[ROWS]:
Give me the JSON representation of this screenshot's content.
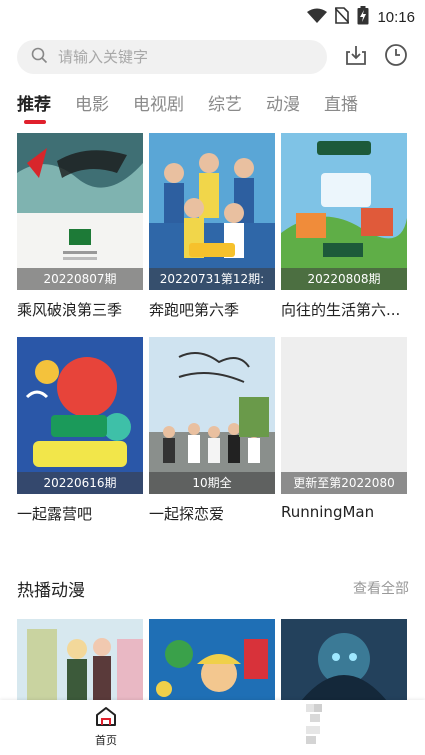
{
  "status_bar": {
    "time": "10:16"
  },
  "search": {
    "placeholder": "请输入关键字"
  },
  "tabs": [
    {
      "label": "推荐",
      "active": true
    },
    {
      "label": "电影",
      "active": false
    },
    {
      "label": "电视剧",
      "active": false
    },
    {
      "label": "综艺",
      "active": false
    },
    {
      "label": "动漫",
      "active": false
    },
    {
      "label": "直播",
      "active": false
    }
  ],
  "cards": [
    {
      "title": "乘风破浪第三季",
      "tag": "20220807期"
    },
    {
      "title": "奔跑吧第六季",
      "tag": "20220731第12期:"
    },
    {
      "title": "向往的生活第六...",
      "tag": "20220808期"
    },
    {
      "title": "一起露营吧",
      "tag": "20220616期"
    },
    {
      "title": "一起探恋爱",
      "tag": "10期全"
    },
    {
      "title": "RunningMan",
      "tag": "更新至第2022080"
    }
  ],
  "section": {
    "title": "热播动漫",
    "more": "查看全部"
  },
  "bottom_nav": {
    "home_label": "首页"
  },
  "colors": {
    "accent": "#e0202c",
    "tab_inactive": "#8a8a8a",
    "search_bg": "#f1f1f1"
  }
}
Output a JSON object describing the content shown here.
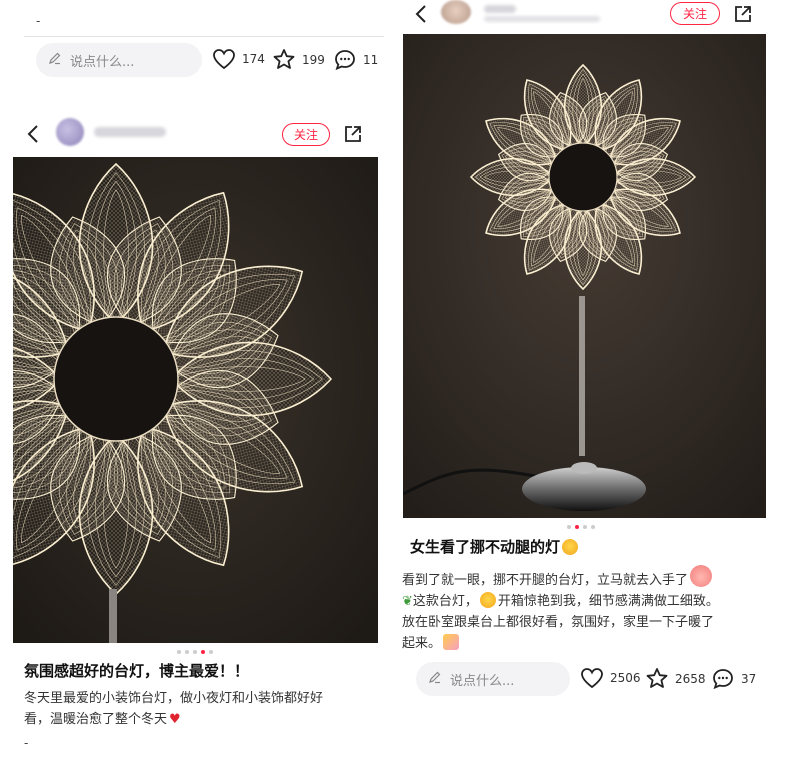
{
  "top_left": {
    "dash": "-",
    "comment_placeholder": "说点什么...",
    "likes": "174",
    "stars": "199",
    "comments": "11"
  },
  "left_post": {
    "follow_label": "关注",
    "title": "氛围感超好的台灯，博主最爱！！",
    "body_line1": "冬天里最爱的小装饰台灯，做小夜灯和小装饰都好好",
    "body_line2": "看，温暖治愈了整个冬天",
    "footer_dash": "-"
  },
  "right_post": {
    "follow_label": "关注",
    "title": "女生看了挪不动腿的灯",
    "body_line1": "看到了就一眼，挪不开腿的台灯，立马就去入手了",
    "body_line2a": "这款台灯，",
    "body_line2b": "开箱惊艳到我，细节感满满做工细致。",
    "body_line3": "放在卧室跟桌台上都很好看，氛围好，家里一下子暖了",
    "body_line4": "起来。",
    "comment_placeholder": "说点什么...",
    "likes": "2506",
    "stars": "2658",
    "comments": "37"
  },
  "colors": {
    "accent": "#ff2442",
    "photo_bg": "#2b2520",
    "lamp_glow": "#fff3d6"
  },
  "icons": [
    "back-icon",
    "share-icon",
    "pencil-icon",
    "heart-icon",
    "star-icon",
    "comment-icon"
  ]
}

[YOUR OBJECTIVE]:
Quote the material exactly. Pictures stay out.

[EXPECTED ANSWER]:
Give me the JSON representation of this screenshot's content.
{
  "status_bar": {
    "time": "10:16"
  },
  "search": {
    "placeholder": "请输入关键字"
  },
  "tabs": [
    {
      "label": "推荐",
      "active": true
    },
    {
      "label": "电影",
      "active": false
    },
    {
      "label": "电视剧",
      "active": false
    },
    {
      "label": "综艺",
      "active": false
    },
    {
      "label": "动漫",
      "active": false
    },
    {
      "label": "直播",
      "active": false
    }
  ],
  "cards": [
    {
      "title": "乘风破浪第三季",
      "tag": "20220807期"
    },
    {
      "title": "奔跑吧第六季",
      "tag": "20220731第12期:"
    },
    {
      "title": "向往的生活第六...",
      "tag": "20220808期"
    },
    {
      "title": "一起露营吧",
      "tag": "20220616期"
    },
    {
      "title": "一起探恋爱",
      "tag": "10期全"
    },
    {
      "title": "RunningMan",
      "tag": "更新至第2022080"
    }
  ],
  "section": {
    "title": "热播动漫",
    "more": "查看全部"
  },
  "bottom_nav": {
    "home_label": "首页"
  },
  "colors": {
    "accent": "#e0202c",
    "tab_inactive": "#8a8a8a",
    "search_bg": "#f1f1f1"
  }
}
Output a JSON object describing the content shown here.
{
  "top_left": {
    "dash": "-",
    "comment_placeholder": "说点什么...",
    "likes": "174",
    "stars": "199",
    "comments": "11"
  },
  "left_post": {
    "follow_label": "关注",
    "title": "氛围感超好的台灯，博主最爱！！",
    "body_line1": "冬天里最爱的小装饰台灯，做小夜灯和小装饰都好好",
    "body_line2": "看，温暖治愈了整个冬天",
    "footer_dash": "-"
  },
  "right_post": {
    "follow_label": "关注",
    "title": "女生看了挪不动腿的灯",
    "body_line1": "看到了就一眼，挪不开腿的台灯，立马就去入手了",
    "body_line2a": "这款台灯，",
    "body_line2b": "开箱惊艳到我，细节感满满做工细致。",
    "body_line3": "放在卧室跟桌台上都很好看，氛围好，家里一下子暖了",
    "body_line4": "起来。",
    "comment_placeholder": "说点什么...",
    "likes": "2506",
    "stars": "2658",
    "comments": "37"
  },
  "colors": {
    "accent": "#ff2442",
    "photo_bg": "#2b2520",
    "lamp_glow": "#fff3d6"
  },
  "icons": [
    "back-icon",
    "share-icon",
    "pencil-icon",
    "heart-icon",
    "star-icon",
    "comment-icon"
  ]
}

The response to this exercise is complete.